■ Objective
Where the data below has the string "name", return the whole line.

#### Dataset content

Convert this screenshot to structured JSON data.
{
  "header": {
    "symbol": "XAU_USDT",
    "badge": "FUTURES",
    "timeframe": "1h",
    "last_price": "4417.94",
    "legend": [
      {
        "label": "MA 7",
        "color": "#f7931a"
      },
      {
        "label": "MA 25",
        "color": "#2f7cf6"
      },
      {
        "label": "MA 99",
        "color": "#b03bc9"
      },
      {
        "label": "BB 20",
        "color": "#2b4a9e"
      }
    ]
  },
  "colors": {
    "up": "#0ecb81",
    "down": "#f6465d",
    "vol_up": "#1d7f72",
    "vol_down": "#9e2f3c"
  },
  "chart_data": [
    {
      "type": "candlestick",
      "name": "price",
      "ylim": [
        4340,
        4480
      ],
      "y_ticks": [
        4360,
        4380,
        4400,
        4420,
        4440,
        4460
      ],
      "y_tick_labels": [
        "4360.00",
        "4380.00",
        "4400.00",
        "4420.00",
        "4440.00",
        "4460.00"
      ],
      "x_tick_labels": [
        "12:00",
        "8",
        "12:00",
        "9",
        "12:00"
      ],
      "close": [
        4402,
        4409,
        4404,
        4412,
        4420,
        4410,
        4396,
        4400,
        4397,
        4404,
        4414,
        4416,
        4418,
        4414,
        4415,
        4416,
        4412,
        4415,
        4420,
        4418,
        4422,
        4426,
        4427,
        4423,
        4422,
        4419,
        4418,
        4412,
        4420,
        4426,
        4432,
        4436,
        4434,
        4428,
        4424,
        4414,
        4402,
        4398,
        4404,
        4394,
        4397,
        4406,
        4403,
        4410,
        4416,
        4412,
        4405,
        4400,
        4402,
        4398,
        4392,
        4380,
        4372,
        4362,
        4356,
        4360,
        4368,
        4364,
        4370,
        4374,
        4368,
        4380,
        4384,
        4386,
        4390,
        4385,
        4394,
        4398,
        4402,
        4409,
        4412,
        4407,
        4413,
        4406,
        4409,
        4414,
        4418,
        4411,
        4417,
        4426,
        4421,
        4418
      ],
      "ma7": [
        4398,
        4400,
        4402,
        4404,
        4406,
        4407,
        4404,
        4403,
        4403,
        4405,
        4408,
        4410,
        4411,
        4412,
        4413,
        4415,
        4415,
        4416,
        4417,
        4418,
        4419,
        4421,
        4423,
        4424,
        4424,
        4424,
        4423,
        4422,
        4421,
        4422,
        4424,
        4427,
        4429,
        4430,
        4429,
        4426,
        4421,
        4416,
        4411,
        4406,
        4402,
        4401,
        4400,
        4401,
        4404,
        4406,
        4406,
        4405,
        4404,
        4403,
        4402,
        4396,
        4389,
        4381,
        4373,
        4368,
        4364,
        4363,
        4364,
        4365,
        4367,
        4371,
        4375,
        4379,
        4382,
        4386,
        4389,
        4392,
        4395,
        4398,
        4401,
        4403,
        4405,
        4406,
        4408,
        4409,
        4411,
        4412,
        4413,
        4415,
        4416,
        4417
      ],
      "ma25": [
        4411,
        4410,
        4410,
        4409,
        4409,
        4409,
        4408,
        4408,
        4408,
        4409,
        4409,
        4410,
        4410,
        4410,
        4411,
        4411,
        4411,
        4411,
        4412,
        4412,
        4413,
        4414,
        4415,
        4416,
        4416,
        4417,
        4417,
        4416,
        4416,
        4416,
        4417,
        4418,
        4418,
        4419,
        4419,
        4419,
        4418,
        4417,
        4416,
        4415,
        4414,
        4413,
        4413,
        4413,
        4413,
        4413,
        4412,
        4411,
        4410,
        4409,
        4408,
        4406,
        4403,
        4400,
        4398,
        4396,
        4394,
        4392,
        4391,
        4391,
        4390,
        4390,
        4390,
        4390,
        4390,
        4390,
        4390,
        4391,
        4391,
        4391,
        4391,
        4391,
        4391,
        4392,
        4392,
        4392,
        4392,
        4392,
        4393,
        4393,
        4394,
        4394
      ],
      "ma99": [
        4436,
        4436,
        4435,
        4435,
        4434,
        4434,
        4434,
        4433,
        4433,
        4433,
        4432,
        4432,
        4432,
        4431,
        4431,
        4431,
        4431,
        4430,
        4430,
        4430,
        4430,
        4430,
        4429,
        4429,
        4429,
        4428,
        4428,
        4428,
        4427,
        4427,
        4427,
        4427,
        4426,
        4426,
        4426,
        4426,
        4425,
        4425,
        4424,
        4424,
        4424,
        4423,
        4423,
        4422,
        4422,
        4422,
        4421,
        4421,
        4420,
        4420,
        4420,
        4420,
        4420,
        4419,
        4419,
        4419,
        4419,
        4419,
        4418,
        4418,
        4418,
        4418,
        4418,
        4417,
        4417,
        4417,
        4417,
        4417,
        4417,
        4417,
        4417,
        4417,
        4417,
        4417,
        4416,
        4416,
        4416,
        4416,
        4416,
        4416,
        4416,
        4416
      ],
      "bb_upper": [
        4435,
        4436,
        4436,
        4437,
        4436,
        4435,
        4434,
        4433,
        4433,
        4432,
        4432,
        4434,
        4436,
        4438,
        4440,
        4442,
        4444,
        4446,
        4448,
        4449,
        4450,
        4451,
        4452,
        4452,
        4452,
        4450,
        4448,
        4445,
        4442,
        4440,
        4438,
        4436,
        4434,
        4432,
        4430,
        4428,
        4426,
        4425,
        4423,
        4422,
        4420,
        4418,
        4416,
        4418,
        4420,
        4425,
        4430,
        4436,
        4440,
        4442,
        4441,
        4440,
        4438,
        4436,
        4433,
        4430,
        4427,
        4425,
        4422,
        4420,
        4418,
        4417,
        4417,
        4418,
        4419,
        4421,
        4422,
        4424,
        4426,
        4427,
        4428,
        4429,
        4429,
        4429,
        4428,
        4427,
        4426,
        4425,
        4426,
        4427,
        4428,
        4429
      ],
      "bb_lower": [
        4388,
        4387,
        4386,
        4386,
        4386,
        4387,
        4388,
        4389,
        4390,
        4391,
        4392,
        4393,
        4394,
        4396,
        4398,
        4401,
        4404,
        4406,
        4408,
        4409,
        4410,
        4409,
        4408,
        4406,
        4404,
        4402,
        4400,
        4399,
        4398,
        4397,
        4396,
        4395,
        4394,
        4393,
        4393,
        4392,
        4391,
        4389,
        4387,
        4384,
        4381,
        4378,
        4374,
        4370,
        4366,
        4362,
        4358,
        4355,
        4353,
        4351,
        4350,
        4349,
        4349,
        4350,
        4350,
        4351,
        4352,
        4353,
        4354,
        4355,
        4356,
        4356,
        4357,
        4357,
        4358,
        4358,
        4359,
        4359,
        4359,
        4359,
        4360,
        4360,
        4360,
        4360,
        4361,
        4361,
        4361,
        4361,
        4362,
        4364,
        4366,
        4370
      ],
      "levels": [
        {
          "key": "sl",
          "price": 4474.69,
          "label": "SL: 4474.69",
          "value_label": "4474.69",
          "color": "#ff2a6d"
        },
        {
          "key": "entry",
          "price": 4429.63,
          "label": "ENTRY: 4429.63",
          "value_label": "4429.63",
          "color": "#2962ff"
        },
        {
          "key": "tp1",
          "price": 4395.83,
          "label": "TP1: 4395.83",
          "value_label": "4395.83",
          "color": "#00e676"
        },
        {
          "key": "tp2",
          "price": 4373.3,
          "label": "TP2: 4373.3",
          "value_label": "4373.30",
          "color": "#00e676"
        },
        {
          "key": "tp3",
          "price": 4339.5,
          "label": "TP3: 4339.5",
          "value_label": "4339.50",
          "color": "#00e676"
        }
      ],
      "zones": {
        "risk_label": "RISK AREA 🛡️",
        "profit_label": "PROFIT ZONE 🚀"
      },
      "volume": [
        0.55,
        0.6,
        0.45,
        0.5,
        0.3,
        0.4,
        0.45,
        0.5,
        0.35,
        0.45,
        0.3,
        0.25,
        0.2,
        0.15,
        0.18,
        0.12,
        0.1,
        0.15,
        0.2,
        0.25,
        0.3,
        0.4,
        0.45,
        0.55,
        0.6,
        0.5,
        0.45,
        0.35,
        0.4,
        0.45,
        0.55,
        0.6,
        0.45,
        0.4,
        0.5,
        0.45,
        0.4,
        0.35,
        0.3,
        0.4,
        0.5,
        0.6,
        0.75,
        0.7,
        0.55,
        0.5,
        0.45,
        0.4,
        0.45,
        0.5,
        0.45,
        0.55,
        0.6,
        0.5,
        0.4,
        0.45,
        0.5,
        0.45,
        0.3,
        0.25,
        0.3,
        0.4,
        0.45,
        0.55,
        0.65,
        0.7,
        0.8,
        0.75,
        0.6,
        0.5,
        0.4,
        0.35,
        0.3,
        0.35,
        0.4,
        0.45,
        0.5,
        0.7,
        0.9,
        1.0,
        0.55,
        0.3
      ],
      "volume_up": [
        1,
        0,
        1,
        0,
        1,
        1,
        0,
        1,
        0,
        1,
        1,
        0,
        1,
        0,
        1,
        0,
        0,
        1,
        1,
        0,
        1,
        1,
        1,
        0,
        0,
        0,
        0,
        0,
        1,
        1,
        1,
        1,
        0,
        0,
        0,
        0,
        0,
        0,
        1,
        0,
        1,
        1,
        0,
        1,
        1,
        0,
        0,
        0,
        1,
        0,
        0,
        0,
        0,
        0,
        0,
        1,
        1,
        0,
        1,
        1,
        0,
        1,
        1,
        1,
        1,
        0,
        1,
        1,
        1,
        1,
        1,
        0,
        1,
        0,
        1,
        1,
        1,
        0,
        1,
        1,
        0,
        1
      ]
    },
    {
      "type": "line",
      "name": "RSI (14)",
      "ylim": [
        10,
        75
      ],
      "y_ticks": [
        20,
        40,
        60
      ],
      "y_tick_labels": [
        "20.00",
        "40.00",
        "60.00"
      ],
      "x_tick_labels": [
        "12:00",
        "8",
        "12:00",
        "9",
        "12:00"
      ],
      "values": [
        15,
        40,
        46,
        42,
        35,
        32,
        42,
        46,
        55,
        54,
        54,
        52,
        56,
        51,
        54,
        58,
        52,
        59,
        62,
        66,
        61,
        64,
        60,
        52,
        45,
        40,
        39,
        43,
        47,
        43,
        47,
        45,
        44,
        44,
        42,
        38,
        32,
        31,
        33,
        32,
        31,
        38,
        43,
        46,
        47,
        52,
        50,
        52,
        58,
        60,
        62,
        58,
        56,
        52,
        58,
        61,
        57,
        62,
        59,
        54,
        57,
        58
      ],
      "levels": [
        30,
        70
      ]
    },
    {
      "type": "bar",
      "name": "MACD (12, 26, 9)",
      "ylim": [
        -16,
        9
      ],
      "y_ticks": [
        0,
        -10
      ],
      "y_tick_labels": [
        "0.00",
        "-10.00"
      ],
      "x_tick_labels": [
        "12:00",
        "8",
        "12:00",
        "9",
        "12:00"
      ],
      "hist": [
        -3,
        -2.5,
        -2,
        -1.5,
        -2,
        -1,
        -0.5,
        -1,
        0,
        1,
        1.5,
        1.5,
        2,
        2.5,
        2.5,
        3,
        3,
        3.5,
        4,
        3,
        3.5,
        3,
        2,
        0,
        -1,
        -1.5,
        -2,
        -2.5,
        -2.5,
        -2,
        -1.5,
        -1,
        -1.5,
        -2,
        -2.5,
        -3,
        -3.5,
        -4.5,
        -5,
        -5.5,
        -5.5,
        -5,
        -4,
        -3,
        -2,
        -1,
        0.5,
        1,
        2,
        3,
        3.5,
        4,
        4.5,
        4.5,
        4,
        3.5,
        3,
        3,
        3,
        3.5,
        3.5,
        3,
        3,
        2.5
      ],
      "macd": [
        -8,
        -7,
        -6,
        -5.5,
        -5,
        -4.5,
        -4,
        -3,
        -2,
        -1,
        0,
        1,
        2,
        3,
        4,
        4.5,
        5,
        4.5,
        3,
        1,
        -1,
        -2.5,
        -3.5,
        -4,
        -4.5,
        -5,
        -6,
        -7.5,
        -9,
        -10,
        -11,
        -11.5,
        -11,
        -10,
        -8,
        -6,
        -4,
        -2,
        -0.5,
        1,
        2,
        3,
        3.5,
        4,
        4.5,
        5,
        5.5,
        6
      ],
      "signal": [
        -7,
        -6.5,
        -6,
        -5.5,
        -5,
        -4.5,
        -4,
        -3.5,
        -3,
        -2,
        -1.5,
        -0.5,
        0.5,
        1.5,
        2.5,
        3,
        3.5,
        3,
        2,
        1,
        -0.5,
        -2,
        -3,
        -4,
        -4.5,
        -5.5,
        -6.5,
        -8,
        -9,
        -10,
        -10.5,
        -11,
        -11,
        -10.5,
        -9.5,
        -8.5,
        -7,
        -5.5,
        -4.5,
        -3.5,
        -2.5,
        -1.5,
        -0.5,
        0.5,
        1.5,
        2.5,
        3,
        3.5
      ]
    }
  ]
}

########

■ Output of the exercise
      "name": "price",
      "name": "RSI (14)",
      "name": "MACD (12, 26, 9)",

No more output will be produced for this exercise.